§ TASK LIST
A: For the DB2 catalog excerpt, state whether each statement agrees with it: (i) the output displayed 855 rows; (ii) the writer began this practice with DB2 V5; (iii) the writer sets the ORDER D COL column in italics. Answer yes or no for each and quote the deciding words of the excerpt.
B: Return the passage of the DB2 catalog excerpt from the words "DSNDB0n.     SYSIBM.       SYSIBM.      U  INDEX" up to and including the words "SPTR          DSNSPT01     Y  SPTLOCID.SPTCOLID.SPTNAME.etc.", copied character for character.
C: Supply the next part of the DB2 catalog excerpt, carrying on from its final line.

§ SOURCE
◆ ◆ ◆

DSNDB06  SYSXML   SYSXMLRELS    DSNXRX02   T   -      1  XMLTBOWNER    -
DSNDB06  SYSXML   SYSXMLRELS    DSNXRX02   T   -      2  XMLTBNAME     -
DSNDB06  SYSXML   SYSXMLSTRINGS DSNXSX01   T   Y      1  STRINGID      -
DSNDB06  SYSXML   SYSXMLSTRINGS DSNXSX02   T   Y      1  STRING        -
DSNE610I NUMBER OF ROWS DISPLAYED IS 855

Then I used my amazing WORD skills to move all the COL columns after each other to get a DOC file that looks like this:

DSNDB0n.     SYSIBM.       SYSIBM.      U  INDEX FIELD
DBD01        DBDR          DSNDB01X     Y  DBID.SECTION
SCT02        SCTR          DSNSCT02     Y  SCTNAME
SPT01        SPTR          DSNSPT01     Y  SPTLOCID.SPTCOLID.SPTNAME.etc.

Which, of course, the programmers loved, as it enabled them to quickly find which columns, in which sort order, (I convert the ORDER D COL column to be in bold by the way), are available on the catalog and directory tables. I started this with DB2 V5…

Now with LISTAGG the query looks like:

SELECT SUBSTR(A.DBNAME, 1, 8)                                 
      ,SUBSTR(A.NAME, 1, 8 )                                  
      ,SUBSTR(B.NAME, 1, 18)                                  
      ,SUBSTR(C.NAME, 1, 8 )                                  
      ,B.TYPE AS T                                            
      ,CASE C.UNIQUERULE                                      
        WHEN 'D' THEN '-'                                     
        ELSE 'Y'                                              
       END AS U                                               
      ,LISTAGG( CHAR(SUBSTR(D.COLNAME, 1, 18) CONCAT           
                     CASE D.ORDERING                          
                     WHEN ' ' THEN 'I'                        
                     WHEN 'A' THEN '-'                        
                     WHEN 'D' THEN 'D'                        
                     WHEN 'R' THEN 'R'                        
                     END                                      
                    )                                         
               , ' ') WITHIN GROUP (ORDER BY D.COLSEQ ASC)    
FROM SYSIBM.SYSTABLESPACE A                                   
    ,SYSIBM.SYSTABLES     B                                   
    ,SYSIBM.SYSINDEXES    C                                   
    ,SYSIBM.SYSKEYS       D                                   
WHERE A.DBNAME IN ('DSNDB01','DSNDB06')

◆ ◆ ◆

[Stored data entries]

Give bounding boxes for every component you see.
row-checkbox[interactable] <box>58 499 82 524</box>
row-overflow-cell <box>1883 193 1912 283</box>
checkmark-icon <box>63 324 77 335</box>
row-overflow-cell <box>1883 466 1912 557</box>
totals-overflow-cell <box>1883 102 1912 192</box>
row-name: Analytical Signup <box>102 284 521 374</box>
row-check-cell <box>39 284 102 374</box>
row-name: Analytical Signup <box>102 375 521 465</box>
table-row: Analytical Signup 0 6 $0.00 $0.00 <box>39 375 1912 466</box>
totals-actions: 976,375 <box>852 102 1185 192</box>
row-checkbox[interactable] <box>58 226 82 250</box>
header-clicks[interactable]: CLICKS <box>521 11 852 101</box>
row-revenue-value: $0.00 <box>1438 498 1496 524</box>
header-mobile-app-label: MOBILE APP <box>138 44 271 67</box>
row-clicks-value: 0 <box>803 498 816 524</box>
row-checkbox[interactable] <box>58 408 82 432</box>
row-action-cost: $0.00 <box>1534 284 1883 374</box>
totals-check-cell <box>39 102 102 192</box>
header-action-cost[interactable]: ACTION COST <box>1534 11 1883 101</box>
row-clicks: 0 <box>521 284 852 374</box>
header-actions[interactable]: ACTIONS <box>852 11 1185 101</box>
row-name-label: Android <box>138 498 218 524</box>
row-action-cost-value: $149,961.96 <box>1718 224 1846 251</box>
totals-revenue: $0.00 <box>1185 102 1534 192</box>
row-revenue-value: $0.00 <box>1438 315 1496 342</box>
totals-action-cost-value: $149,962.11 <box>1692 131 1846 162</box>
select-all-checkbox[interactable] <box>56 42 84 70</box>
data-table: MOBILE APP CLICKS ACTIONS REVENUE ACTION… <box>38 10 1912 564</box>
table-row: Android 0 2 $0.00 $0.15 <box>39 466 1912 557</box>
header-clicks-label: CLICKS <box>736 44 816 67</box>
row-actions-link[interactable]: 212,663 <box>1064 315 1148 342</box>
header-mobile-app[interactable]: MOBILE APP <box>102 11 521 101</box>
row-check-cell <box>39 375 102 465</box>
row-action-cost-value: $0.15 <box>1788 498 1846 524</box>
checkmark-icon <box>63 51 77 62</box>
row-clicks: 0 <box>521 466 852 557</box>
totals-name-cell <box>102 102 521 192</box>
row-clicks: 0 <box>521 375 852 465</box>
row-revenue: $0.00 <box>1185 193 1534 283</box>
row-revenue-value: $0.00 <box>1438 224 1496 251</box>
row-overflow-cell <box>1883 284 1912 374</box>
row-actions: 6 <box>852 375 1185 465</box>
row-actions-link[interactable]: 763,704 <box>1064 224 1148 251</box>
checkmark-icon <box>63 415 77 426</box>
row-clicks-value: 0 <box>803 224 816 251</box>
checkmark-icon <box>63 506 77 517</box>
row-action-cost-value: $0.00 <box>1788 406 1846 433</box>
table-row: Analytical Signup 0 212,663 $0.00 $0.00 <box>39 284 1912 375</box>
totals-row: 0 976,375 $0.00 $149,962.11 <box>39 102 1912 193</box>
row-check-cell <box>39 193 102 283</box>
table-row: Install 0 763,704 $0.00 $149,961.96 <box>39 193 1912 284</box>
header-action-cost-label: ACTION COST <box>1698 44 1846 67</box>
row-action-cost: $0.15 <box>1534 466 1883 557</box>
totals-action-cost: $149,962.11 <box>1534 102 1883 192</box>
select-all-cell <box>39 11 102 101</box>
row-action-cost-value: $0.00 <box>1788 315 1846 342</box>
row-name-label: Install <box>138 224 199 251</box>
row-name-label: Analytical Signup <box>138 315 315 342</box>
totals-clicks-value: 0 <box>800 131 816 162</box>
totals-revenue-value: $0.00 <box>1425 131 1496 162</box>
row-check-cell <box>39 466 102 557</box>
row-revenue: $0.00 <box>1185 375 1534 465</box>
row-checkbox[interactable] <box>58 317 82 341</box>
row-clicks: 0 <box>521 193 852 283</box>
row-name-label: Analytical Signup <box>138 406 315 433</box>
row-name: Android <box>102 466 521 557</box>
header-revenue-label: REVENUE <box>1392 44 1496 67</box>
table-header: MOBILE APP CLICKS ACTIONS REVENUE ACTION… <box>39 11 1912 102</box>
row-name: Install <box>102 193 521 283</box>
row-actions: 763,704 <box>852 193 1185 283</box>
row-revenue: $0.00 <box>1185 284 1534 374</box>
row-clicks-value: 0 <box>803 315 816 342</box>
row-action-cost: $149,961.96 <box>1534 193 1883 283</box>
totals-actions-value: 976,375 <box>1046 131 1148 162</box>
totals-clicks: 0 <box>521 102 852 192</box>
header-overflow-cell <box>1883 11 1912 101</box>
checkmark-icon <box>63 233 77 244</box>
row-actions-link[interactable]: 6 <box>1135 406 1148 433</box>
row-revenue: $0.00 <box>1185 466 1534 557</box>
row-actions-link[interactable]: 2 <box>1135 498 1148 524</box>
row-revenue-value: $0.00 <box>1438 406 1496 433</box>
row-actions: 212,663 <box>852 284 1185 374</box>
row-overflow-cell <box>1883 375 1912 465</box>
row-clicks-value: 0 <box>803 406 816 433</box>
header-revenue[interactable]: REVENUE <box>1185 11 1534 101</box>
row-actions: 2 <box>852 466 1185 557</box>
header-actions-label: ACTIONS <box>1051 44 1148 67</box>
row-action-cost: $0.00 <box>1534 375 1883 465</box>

◆ ◆ ◆

§ RESPONSES PER TASK
A:
(i) Yes: "DSNE610I NUMBER OF ROWS DISPLAYED IS 855"
(ii) Yes: "I started this with DB2 V5"
(iii) No: "I convert the ORDER D COL column to be in bold by the way"

B:
DSNDB0n.     SYSIBM.       SYSIBM.      U  INDEX FIELD
DBD01        DBDR          DSNDB01X     Y  DBID.SECTION
SCT02        SCTR          DSNSCT02     Y  SCTNAME
SPT01        SPTR          DSNSPT01     Y  SPTLOCID.SPTCOLID.SPTNAME.etc.

C:
  AND A.DBNAME  = B.DBNAME                                    
  AND A.NAME    = B.TSNAME                                    
  AND B.CREATOR = 'SYSIBM'                                    
  AND B.NAME    = C.TBNAME                                    
  AND B.CREATOR = C.TBCREATOR                                 
  AND C.NAME    = D.IXNAME
  AND C.CREATOR = D.IXCREATOR                                 
GROUP BY A.DBNAME, A.NAME, B.NAME, C.NAME, B.TYPE, C.UNIQUERULE
;

And the output:

---------+---------+-------+-----------+---------------------------+---
                                            T  U 
---------+---------+-------+-----------+---------------------------+---
DSNDB01   DBD01   DBDR            DSNDB01X  T  Y  DBID     - SECTION  -     
DSNDB01   SCT02   SCTR            DSNSCT02  T  Y  SCTNAME  -  
DSNDB01   SPT01   SPTR            DSNSPT01  T  Y  SPTLOCID - SPTCOLID - SPTNAME

And ends

DSNDB06   SYSXML  SYSXMLRELS      DSNXRX02  T  -  XMLTBOWNER - XMLTBNAME
DSNDB06   SYSXML  SYSXMLSTRINGS   DSNXSX01  T  Y  STRINGID   -         
DSNDB06   SYSXML  SYSXMLSTRINGS   DSNXSX02  T  Y  STRING     -         
DSNE610I NUMBER OF ROWS DISPLAYED IS 287

Which is a lot less data for my poor little fingers to work with!

Of course it is not perfect… the really big GOTCHA, is ORDER BY is *not* allowed!

PERCENTILES

For the next couple of examples, I will be using the table SAMPLE.EMP that contains these rows and columns of interest:

---------+---------+---------+---------+---------+-----
EMPNO   WORKDEPT       SALARY        BONUS         COMM
---------+---------+---------+---------+---------+-----
000210  D11          18270.00       400.00      1462.00
000190  D11          20450.00       400.00      1636.00
000180  D11          21340.00       500.00      1707.00
000160  D11          22250.00       400.00      1780.00
000170  D11          24680.00       500.00      1974.00
000150  D11          25280.00       500.00      2022.00
000200  D11          27740.00       600.00      2217.00
000220  D11          29840.00       600.00      2387.00
000060  D11          32250.00       600.00      2580.
DSNE610I NUMBER OF ROWS DISPLAYED IS 9

PERCENTILE_CONT

Calculates the requested percentile as a continuous value. Use this if you want a calculated value based upon your input. E.g.:

SELECT PERCENTILE_CONT(0,50)
WITHIN GROUP (ORDER BY SALARY ASC )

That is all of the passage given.